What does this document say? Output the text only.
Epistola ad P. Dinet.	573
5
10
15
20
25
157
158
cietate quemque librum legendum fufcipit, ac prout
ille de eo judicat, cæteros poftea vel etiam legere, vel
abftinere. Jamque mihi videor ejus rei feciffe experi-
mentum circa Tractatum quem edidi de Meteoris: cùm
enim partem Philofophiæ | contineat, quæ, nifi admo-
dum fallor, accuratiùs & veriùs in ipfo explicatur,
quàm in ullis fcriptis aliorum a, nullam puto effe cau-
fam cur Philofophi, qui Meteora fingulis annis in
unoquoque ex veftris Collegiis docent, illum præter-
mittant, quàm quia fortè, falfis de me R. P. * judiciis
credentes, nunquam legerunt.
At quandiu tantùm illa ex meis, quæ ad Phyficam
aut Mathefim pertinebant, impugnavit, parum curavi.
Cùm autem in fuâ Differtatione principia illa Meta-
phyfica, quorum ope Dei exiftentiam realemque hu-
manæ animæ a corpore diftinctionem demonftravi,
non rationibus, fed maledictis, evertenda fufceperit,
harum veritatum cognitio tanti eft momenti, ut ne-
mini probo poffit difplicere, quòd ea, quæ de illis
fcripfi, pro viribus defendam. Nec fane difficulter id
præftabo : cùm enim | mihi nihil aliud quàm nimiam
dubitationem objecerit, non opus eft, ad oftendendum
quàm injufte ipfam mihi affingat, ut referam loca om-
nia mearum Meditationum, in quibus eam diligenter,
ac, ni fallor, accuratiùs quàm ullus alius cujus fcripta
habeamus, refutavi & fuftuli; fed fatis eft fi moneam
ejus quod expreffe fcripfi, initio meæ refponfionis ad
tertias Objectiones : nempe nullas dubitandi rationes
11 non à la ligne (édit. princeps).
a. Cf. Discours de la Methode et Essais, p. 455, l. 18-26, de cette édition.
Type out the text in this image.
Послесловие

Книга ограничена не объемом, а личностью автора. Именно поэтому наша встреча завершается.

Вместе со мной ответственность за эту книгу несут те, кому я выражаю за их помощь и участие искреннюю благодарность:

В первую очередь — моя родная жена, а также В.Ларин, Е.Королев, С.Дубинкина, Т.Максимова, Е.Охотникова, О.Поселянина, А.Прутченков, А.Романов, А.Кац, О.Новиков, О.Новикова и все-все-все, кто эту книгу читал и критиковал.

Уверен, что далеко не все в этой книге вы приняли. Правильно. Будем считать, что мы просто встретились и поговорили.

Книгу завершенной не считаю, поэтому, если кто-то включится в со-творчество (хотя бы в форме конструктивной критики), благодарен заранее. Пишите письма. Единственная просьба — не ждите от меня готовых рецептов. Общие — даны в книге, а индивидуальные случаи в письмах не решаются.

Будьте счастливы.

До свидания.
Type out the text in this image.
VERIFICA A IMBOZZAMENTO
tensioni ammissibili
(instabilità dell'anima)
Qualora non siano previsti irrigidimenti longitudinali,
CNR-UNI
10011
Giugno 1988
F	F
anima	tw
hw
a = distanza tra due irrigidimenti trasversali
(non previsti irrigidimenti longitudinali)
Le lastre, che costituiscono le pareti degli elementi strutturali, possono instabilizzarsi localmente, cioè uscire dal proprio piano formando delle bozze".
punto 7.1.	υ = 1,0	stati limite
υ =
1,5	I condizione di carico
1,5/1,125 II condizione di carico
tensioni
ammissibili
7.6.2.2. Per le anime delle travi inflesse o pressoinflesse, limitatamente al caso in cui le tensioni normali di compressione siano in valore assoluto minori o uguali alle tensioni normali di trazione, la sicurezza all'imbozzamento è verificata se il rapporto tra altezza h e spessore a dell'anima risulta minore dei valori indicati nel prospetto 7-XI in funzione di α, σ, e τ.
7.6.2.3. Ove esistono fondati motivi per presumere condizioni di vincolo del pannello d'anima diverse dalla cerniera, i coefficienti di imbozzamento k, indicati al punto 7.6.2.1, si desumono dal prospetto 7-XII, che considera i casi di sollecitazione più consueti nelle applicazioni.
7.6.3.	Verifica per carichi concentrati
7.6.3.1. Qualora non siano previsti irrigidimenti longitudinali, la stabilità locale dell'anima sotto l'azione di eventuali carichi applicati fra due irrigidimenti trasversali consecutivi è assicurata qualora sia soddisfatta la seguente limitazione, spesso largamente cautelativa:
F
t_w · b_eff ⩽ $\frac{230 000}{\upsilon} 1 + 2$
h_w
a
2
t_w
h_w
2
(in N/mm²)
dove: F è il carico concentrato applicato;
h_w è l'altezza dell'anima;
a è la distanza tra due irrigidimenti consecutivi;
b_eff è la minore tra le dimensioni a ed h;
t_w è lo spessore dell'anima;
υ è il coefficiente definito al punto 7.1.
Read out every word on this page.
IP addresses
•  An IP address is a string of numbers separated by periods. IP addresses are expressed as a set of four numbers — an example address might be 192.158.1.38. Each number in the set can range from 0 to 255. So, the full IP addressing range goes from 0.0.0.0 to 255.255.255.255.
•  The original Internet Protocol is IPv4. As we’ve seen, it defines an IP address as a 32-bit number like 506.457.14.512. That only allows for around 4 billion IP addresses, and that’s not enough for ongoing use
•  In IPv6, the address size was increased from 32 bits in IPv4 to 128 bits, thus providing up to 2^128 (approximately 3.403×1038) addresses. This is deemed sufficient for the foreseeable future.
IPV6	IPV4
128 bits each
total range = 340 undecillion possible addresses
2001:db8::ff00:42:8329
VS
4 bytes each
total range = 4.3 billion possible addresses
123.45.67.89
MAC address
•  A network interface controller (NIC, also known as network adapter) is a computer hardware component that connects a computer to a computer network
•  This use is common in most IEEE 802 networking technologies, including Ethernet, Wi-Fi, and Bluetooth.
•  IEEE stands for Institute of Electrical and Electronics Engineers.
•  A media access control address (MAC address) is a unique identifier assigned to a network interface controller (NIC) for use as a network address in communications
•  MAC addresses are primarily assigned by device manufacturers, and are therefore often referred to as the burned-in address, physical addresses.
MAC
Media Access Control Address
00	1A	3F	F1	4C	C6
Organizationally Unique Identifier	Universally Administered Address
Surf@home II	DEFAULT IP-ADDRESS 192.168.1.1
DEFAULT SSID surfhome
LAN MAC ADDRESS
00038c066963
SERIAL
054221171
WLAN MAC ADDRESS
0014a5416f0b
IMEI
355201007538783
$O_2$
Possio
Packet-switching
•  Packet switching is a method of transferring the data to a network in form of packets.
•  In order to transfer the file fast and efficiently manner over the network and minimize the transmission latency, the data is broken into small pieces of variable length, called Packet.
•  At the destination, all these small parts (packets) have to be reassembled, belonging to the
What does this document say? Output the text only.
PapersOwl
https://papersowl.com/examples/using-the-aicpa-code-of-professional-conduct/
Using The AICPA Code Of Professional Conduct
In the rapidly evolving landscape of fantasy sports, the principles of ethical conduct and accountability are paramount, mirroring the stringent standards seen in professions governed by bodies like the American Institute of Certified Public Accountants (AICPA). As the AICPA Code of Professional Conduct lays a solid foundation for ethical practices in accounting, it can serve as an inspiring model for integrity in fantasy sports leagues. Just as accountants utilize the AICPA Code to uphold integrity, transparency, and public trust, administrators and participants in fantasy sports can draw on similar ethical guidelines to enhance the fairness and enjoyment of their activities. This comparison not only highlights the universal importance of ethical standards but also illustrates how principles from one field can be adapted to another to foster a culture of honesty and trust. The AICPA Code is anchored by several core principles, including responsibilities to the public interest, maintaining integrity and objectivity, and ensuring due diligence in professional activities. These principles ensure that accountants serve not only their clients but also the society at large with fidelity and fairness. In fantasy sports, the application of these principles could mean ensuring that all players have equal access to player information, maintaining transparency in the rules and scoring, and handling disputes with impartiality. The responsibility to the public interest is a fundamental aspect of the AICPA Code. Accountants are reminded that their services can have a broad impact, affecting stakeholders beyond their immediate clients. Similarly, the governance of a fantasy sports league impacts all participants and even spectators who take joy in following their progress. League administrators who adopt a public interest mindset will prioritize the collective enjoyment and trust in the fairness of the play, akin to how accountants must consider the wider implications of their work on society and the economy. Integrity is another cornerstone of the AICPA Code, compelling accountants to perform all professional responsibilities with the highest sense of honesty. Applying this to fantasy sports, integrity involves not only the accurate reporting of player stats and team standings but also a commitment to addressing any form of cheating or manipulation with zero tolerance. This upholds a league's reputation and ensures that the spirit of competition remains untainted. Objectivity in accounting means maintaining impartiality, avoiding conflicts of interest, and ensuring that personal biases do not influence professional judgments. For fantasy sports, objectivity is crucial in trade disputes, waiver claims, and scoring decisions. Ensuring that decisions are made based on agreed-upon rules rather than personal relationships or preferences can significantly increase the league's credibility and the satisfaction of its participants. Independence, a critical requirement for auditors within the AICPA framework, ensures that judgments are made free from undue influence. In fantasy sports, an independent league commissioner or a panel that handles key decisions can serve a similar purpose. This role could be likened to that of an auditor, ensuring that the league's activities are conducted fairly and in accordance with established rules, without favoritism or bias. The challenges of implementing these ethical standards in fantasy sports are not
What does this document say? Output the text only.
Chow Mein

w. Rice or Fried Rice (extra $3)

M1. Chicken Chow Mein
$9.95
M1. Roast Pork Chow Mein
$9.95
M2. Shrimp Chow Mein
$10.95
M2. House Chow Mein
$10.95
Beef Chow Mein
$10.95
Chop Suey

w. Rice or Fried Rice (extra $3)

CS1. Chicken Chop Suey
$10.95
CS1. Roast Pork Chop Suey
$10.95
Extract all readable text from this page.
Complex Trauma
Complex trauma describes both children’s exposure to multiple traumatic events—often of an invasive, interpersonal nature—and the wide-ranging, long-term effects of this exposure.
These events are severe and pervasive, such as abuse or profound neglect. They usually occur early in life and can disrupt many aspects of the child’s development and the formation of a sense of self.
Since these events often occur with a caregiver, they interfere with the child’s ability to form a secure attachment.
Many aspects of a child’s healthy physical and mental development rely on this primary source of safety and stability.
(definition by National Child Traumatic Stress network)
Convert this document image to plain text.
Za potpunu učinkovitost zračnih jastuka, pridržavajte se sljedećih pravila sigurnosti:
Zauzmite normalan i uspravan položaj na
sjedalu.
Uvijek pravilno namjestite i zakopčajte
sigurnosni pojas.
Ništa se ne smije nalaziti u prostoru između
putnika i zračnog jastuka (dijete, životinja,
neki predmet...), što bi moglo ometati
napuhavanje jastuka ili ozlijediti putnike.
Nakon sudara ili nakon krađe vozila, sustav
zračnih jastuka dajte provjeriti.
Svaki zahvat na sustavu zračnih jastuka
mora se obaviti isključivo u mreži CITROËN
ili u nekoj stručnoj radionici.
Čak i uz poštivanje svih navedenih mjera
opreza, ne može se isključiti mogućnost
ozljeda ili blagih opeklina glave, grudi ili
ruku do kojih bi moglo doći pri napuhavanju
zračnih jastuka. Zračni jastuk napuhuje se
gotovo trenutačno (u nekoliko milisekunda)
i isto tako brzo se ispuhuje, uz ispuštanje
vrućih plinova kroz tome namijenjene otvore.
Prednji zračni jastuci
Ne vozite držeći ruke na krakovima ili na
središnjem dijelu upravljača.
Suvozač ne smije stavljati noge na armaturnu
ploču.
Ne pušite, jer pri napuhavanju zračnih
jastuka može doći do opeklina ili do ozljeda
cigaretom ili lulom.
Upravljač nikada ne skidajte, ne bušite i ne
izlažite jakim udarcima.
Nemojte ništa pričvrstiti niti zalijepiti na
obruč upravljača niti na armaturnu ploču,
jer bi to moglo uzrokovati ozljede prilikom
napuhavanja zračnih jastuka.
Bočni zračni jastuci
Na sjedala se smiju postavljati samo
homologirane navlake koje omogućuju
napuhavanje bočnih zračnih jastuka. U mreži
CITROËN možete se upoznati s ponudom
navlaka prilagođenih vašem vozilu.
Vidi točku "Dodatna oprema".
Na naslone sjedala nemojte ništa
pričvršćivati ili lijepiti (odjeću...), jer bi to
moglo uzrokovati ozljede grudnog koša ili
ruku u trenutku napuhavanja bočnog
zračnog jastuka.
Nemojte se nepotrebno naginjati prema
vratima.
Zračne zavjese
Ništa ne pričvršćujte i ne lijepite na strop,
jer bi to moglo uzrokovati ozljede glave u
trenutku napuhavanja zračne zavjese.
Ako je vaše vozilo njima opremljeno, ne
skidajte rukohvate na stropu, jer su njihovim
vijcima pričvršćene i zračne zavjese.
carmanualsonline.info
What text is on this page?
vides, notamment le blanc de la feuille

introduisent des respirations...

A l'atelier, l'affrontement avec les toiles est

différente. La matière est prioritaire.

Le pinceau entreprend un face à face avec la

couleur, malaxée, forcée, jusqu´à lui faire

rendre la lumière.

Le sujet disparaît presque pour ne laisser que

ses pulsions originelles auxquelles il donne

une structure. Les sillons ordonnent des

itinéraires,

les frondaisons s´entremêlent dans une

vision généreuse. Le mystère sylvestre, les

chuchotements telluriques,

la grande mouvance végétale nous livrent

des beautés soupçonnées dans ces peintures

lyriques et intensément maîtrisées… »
—————
§ What the exercise asks: Search the data for "events". Copy every matching line.

§ Output for this exercise:
Complex trauma describes both children’s exposure to multiple traumatic events—often of an invasive, interpersonal nature—and the wide-ranging, long-term effects of this exposure.
These events are severe and pervasive, such as abuse or profound neglect. They usually occur early in life and can disrupt many aspects of the child’s development and the formation of a sense of self.
Since these events often occur with a caregiver, they interfere with the child’s ability to form a secure attachment.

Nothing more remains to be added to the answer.